In the records that follow, locate every line with "учреждениям" and extract it.

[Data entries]
▽

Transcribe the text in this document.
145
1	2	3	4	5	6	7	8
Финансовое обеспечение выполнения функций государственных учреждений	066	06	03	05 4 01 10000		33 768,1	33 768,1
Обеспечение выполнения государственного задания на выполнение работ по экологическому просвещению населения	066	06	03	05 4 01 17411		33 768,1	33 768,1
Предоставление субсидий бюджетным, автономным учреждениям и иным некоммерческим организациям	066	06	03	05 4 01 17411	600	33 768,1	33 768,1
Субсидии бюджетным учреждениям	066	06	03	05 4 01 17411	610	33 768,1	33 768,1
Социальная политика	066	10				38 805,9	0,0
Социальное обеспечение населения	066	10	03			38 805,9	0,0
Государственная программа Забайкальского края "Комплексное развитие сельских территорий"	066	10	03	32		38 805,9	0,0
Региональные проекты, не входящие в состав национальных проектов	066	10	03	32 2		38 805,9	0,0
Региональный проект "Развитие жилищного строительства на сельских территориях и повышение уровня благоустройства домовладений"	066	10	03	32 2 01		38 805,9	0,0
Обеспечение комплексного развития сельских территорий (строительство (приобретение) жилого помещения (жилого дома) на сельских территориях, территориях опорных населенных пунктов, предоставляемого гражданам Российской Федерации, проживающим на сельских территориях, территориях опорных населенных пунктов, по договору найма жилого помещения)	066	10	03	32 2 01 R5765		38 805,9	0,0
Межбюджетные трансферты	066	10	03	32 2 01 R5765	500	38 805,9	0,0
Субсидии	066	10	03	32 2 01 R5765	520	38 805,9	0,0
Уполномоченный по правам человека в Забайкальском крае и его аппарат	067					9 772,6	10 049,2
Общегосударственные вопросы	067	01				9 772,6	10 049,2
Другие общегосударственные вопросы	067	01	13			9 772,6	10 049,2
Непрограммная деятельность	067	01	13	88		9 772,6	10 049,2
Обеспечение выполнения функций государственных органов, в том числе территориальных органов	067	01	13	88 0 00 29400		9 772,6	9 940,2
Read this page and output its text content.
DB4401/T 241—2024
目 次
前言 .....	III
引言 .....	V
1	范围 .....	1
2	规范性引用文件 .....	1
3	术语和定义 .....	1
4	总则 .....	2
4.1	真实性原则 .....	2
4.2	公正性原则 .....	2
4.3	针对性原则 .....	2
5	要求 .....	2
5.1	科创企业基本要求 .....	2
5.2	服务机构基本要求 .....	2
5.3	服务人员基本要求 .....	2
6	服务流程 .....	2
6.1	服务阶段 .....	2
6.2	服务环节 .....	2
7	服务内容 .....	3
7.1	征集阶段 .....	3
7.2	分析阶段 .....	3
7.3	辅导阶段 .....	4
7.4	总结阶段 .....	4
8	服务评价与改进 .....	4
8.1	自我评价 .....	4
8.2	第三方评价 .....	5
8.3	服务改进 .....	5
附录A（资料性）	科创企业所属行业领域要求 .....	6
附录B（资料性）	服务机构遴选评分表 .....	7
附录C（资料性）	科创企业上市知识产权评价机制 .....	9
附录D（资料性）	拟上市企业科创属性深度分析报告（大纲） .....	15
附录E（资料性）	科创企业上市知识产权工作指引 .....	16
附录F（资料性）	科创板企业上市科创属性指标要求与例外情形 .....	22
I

△

Task answer ->
Предоставление субсидий бюджетным, автономным учреждениям и иным некоммерческим организациям	066	06	03	05 4 01 17411	600	33 768,1	33 768,1
Субсидии бюджетным учреждениям	066	06	03	05 4 01 17411	610	33 768,1	33 768,1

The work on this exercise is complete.